[Records from a data collection]
◆ ◆ ◆
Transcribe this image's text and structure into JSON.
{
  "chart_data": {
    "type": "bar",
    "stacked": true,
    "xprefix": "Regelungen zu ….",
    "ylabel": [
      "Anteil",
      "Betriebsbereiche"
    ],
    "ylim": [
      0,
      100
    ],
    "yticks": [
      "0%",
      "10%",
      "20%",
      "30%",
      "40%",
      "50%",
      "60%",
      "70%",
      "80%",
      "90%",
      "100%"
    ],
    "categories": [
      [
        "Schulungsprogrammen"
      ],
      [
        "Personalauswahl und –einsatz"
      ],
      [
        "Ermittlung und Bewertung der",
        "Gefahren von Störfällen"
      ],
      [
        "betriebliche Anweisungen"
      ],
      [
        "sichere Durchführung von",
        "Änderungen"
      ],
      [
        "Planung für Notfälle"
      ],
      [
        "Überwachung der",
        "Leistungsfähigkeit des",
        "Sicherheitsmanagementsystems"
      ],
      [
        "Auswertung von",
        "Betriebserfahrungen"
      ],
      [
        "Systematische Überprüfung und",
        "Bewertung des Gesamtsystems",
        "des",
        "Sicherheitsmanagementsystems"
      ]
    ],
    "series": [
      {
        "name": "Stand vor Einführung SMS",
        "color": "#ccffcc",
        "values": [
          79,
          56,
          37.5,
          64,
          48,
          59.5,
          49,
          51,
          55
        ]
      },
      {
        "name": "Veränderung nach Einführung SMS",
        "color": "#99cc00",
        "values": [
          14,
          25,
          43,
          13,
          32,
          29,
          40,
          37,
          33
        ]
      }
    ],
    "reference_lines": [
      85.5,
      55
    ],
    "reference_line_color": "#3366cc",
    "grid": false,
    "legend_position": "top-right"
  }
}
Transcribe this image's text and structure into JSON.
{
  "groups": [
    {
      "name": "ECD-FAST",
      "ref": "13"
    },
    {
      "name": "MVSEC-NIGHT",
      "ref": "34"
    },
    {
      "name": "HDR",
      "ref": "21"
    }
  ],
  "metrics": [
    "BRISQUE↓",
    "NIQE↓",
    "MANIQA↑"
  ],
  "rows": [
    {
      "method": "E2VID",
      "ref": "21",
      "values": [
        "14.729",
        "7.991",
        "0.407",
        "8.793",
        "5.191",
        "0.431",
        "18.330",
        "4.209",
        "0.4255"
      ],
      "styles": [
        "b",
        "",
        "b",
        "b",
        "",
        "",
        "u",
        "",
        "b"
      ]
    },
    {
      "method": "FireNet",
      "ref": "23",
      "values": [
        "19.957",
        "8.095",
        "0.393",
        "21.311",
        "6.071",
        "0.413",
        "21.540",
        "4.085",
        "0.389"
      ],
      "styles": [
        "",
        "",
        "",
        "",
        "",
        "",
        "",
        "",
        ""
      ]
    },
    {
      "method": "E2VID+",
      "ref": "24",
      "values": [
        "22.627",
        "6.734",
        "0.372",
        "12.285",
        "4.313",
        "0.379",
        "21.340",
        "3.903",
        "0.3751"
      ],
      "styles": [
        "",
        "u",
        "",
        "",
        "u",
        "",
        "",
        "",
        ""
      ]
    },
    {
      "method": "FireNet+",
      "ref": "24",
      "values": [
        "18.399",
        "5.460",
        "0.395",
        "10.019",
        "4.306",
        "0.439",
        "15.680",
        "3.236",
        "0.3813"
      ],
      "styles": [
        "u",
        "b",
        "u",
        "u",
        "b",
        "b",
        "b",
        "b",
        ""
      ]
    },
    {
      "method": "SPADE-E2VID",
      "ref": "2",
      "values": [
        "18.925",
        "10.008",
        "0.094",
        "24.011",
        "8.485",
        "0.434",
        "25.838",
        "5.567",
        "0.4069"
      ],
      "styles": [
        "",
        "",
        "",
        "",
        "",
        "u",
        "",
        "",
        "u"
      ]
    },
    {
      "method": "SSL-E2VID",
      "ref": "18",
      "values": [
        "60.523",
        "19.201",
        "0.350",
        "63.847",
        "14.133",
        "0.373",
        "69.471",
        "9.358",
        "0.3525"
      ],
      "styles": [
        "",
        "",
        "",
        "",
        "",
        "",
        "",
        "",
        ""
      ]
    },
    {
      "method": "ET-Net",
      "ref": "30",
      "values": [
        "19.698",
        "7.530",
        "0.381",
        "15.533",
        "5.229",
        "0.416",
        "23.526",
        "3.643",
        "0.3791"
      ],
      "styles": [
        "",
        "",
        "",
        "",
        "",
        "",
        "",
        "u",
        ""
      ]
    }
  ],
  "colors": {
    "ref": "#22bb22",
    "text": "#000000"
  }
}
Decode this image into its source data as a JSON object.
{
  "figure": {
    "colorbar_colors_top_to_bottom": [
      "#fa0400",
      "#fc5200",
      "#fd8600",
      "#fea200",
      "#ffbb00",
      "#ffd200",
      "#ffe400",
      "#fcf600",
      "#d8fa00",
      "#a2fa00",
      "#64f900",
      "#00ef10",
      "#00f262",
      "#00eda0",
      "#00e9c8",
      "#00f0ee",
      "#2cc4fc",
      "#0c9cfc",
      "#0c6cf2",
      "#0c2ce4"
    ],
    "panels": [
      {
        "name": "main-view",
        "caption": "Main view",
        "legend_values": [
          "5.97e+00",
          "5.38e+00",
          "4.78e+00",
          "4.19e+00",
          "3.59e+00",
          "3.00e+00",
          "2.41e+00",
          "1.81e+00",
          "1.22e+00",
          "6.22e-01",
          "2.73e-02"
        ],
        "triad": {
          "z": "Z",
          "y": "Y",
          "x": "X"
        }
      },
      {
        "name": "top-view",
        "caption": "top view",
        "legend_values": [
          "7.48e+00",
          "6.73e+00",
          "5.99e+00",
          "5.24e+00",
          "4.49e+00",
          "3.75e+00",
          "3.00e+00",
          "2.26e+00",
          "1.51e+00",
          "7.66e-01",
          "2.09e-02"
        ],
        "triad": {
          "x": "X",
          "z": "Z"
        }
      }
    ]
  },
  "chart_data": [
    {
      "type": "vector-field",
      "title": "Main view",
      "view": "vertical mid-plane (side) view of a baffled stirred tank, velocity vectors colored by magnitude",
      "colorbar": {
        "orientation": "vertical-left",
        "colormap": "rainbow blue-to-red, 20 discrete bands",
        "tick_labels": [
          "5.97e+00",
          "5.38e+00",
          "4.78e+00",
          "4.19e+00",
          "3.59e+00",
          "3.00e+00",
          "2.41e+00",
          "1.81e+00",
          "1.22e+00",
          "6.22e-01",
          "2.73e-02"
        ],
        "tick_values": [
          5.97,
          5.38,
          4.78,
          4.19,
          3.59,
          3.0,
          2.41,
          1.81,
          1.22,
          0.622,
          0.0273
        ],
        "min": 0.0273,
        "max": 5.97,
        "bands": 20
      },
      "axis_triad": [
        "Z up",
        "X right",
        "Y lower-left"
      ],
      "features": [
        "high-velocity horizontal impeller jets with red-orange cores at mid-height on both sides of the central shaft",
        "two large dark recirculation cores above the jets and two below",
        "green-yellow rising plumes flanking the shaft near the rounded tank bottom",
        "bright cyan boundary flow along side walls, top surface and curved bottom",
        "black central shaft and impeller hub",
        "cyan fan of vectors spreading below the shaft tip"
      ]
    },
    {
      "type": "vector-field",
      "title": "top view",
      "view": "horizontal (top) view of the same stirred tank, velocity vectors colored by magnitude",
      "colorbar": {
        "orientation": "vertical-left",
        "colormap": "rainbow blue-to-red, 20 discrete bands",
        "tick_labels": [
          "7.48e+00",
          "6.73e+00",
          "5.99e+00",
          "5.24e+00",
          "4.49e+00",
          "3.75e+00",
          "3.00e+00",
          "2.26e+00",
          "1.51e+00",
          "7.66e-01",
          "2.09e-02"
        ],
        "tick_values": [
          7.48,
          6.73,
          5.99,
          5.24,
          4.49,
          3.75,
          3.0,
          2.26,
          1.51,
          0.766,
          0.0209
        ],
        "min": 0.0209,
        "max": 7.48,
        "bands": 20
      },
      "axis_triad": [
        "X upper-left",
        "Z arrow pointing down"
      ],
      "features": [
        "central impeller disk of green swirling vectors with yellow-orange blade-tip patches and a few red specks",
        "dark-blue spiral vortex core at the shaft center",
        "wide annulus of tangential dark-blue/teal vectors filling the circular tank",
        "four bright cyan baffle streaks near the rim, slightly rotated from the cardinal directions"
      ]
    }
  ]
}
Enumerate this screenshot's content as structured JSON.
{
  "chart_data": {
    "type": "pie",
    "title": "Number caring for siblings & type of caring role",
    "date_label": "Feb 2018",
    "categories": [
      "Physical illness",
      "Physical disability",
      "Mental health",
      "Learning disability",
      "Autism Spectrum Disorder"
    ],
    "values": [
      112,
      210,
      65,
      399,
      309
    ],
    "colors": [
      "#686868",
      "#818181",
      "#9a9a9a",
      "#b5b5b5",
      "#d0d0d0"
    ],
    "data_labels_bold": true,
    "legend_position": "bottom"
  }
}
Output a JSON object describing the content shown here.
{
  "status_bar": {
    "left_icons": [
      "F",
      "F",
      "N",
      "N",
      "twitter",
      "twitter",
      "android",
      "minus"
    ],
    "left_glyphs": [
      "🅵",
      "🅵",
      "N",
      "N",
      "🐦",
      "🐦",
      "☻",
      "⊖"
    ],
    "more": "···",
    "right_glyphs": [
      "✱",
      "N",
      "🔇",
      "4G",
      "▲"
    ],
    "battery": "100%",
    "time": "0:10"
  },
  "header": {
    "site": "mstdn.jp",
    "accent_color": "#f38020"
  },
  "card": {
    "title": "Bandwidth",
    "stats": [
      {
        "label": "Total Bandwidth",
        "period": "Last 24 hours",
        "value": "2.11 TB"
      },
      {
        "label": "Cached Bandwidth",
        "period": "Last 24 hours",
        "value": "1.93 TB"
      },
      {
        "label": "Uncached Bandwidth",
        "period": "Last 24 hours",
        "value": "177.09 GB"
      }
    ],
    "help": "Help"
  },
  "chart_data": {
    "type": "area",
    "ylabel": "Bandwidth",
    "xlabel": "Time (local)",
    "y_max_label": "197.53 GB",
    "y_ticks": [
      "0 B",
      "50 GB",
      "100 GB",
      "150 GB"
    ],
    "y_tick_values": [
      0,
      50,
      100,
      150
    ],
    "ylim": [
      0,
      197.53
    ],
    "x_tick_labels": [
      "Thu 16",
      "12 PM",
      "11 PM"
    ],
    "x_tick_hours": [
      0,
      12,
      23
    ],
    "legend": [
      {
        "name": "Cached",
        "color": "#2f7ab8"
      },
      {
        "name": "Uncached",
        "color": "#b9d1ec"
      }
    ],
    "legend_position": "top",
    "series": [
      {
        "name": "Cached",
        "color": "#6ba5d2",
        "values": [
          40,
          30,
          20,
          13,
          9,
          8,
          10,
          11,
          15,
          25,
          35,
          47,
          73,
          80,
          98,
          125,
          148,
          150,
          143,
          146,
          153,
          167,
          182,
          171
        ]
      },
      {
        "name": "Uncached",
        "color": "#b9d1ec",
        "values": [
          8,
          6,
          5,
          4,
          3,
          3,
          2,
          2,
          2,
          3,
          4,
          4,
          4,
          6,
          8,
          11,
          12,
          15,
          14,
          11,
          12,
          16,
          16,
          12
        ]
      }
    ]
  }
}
◆ ◆ ◆
STATED GOAL: In the listing above, find each line with the word "stirred" and copy it.

RESPONSE BELOW:
      "view": "vertical mid-plane (side) view of a baffled stirred tank, velocity vectors colored by magnitude",
      "view": "horizontal (top) view of the same stirred tank, velocity vectors colored by magnitude",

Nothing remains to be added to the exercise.